Supplied text:
The interest in cosmetic plastic surgery worldwide is reflected in the increasing numbers of people who have undergone such changes over the past decade. This is not just a U.S. phenomenon but is seen in many countries ranging from Brazil to Estonia. People are interested in looking and feeling better in record numbers. There is a lot of reasons why this is occurring from advancements in surgical techniques and materials to the internet and marketing.
There is no single reason that explains the rise in cosmetic surgery but one can not exclude the power of celebrity and star influence. Just as you read about them in the supermarket checkout counter or on innumerable internet websites, how the many stars and entertainers look and what they do commands a lot of attention. Their influence is undoubtably greatest on the young, who are the most impressionable. But many are known to those much older even if by comparison they don’t want to look like them.
In the November issue of the Journal of Adolescent Health, a study was published on ‘Adolescents, Celebrity Worship and Cosmetic Surgery’. The purpose of the reported study was to determine if young adults who admired celebrities was a predictor of whether cosmetic surgery was done later. Over 130 adults filled out questionnaires which measured their attitudes towards a celebrity that they admired and their attitude and experience to cosmetic surgery. Eight months later, they were then asked whether they had undergone cosmetic surgery. The investigators found that intense personal admiration for the body shape of celebrity was a strong predictor of future cosmetic surgery being done.
To a plastic surgeon today, this study is no surprise. In the eighteen to thirty-five year old age group, it is extremely common for a prospective patient to ask if they get the shape of a body part of a certain celebrity. Or they may use a picture or advertisement of a celebrity or model to show what they would like. Some of the most typical examples are the lips of Angelina Jolie, the buttocks of Kim Kardashian, the nose of Jennifer Aniston or the breasts of Halle Berry. Conversely, celebrities can serve as the antithesis of what a young adult wants such as the nose of Michael Jackson, the lips of Melanie Griffith, or the breasts of Heidi Montag.
While one may disagree with such attention to highly visible and well known people, their influence is undeniable. This is nothing new and has always been this way. It is only extremely evident today because of the internet and the instantaneous access to endless venues that choose to highlight them. Perhaps the coverage of poor or undesired cosmetic surgery outcomes will also serve to educate that these procedures have real risk of complications and are not as simple as airbrushing or Photoshopping one’s desired result.

Record excerpts:
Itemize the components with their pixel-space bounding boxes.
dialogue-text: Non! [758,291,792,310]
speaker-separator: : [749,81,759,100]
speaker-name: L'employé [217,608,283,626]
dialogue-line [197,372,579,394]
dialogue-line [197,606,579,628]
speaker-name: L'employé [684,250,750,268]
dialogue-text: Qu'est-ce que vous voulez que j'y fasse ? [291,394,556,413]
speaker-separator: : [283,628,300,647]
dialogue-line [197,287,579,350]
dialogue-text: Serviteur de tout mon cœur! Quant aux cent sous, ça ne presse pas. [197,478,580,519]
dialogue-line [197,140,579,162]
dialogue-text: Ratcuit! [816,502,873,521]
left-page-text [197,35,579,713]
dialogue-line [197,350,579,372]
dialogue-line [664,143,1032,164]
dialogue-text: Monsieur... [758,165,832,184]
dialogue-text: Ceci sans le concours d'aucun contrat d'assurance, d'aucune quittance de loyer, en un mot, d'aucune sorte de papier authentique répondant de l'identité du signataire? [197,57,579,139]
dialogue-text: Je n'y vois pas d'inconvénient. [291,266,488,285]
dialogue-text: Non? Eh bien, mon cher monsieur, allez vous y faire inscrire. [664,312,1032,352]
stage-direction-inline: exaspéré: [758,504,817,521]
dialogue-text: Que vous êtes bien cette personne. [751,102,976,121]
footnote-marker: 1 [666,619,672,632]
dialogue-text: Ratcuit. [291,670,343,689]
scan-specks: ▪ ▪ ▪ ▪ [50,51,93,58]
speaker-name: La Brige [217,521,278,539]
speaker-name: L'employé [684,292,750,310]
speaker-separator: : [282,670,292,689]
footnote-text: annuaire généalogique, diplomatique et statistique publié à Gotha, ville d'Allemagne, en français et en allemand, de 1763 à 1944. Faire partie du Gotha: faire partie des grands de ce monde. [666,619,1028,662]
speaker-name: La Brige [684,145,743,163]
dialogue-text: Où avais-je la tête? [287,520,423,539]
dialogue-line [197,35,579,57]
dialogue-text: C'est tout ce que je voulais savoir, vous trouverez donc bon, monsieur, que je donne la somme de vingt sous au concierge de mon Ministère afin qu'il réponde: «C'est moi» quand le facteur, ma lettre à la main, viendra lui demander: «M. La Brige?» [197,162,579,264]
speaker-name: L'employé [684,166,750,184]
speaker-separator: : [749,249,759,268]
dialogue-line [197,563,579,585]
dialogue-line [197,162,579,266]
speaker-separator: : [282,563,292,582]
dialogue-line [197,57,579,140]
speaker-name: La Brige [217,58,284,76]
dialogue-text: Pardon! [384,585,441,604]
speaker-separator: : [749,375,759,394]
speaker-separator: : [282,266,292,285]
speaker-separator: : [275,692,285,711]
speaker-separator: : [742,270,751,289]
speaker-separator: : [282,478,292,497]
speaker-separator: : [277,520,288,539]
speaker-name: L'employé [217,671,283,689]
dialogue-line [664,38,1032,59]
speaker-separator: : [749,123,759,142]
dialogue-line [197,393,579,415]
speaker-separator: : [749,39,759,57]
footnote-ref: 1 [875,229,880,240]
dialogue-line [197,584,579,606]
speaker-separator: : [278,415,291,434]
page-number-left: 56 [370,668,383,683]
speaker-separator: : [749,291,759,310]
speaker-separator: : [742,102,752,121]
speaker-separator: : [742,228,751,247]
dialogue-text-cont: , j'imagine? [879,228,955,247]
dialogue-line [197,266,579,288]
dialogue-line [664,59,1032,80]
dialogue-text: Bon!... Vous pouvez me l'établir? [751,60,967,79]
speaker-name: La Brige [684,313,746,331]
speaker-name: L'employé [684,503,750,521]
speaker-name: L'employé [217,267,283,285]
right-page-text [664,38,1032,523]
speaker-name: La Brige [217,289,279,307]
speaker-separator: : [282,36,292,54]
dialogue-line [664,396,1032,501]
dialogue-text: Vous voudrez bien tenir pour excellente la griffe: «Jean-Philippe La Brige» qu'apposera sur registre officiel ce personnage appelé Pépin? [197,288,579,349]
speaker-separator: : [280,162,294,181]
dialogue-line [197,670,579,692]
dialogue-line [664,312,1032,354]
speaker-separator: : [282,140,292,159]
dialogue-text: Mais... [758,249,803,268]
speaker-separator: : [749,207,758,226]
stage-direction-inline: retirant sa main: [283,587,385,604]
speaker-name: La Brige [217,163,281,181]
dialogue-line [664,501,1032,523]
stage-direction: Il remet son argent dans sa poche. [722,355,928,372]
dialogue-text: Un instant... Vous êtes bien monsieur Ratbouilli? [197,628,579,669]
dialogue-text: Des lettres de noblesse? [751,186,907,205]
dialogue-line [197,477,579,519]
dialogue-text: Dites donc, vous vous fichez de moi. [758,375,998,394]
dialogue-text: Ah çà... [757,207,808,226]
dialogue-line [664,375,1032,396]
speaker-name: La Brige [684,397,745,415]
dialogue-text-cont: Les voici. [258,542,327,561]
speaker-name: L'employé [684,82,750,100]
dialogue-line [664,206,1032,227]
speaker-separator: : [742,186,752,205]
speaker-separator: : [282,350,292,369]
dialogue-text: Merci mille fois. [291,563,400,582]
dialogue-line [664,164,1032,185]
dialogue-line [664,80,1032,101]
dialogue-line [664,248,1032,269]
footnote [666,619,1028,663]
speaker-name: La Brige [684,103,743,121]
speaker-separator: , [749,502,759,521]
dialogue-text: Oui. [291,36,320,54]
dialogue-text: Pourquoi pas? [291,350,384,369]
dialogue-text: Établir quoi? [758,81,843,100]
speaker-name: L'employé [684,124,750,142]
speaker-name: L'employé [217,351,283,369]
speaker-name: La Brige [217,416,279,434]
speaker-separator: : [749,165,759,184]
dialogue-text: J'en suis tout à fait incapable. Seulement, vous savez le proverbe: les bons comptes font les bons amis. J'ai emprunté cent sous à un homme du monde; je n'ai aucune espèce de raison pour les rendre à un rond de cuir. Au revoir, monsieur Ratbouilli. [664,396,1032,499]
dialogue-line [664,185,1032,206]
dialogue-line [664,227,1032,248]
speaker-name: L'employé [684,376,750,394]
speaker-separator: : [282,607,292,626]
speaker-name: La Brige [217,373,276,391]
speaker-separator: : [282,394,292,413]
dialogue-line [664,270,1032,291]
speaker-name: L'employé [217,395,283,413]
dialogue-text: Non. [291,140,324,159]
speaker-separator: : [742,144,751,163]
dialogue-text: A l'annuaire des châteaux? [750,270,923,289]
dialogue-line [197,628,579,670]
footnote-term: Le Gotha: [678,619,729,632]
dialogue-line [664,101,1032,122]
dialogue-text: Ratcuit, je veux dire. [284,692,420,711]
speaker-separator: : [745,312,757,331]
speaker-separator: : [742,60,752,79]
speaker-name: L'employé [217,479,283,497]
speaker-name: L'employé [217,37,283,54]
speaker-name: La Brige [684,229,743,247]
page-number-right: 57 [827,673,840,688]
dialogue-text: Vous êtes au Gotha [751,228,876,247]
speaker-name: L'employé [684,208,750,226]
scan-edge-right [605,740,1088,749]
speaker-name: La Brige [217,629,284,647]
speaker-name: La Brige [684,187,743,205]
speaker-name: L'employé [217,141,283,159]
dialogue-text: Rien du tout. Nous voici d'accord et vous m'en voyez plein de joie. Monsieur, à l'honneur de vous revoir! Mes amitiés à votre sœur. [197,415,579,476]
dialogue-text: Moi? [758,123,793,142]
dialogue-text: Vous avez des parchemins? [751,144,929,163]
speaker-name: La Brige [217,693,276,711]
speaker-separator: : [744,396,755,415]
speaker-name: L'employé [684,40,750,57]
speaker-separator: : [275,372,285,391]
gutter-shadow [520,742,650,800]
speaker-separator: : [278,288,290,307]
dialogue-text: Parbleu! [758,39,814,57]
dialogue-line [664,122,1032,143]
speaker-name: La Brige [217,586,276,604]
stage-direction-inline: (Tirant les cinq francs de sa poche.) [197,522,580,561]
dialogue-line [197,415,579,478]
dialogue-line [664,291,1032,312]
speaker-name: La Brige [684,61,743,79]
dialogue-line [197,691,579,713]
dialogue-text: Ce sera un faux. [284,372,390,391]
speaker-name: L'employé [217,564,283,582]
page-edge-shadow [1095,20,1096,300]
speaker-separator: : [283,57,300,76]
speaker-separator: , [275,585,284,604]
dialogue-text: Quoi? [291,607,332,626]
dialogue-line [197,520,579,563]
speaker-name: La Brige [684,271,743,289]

Set of tasks:
**a)** Return, word for word, the part of the cosmetic surgery article that opens with the words containing "While one may" and closes with "one’s desired result.".
**b)** According to the cosmetic surgery article, how long after filling out the questionnaires were the study participants asked whether they had undergone cosmetic surgery?

Answers below:
**a)**
While one may disagree with such attention to highly visible and well known people, their influence is undeniable. This is nothing new and has always been this way. It is only extremely evident today because of the internet and the instantaneous access to endless venues that choose to highlight them. Perhaps the coverage of poor or undesired cosmetic surgery outcomes will also serve to educate that these procedures have real risk of complications and are not as simple as airbrushing or Photoshopping one’s desired result.

**b)** Eight months later.